■ **SHORT EXERCISE**: Print the full listing exactly.

Data listing
##########

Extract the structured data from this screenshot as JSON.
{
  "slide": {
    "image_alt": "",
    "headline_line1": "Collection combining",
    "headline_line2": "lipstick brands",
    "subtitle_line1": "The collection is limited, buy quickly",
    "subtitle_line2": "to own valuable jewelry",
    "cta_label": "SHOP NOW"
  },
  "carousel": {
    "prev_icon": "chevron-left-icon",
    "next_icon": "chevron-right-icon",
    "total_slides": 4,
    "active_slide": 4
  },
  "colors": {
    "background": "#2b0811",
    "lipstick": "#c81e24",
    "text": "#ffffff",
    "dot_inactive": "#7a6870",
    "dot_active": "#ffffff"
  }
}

##########

■ **FINAL RESULT**:
Extract the structured data from this screenshot as JSON.
{
  "slide": {
    "image_alt": "",
    "headline_line1": "Collection combining",
    "headline_line2": "lipstick brands",
    "subtitle_line1": "The collection is limited, buy quickly",
    "subtitle_line2": "to own valuable jewelry",
    "cta_label": "SHOP NOW"
  },
  "carousel": {
    "prev_icon": "chevron-left-icon",
    "next_icon": "chevron-right-icon",
    "total_slides": 4,
    "active_slide": 4
  },
  "colors": {
    "background": "#2b0811",
    "lipstick": "#c81e24",
    "text": "#ffffff",
    "dot_inactive": "#7a6870",
    "dot_active": "#ffffff"
  }
}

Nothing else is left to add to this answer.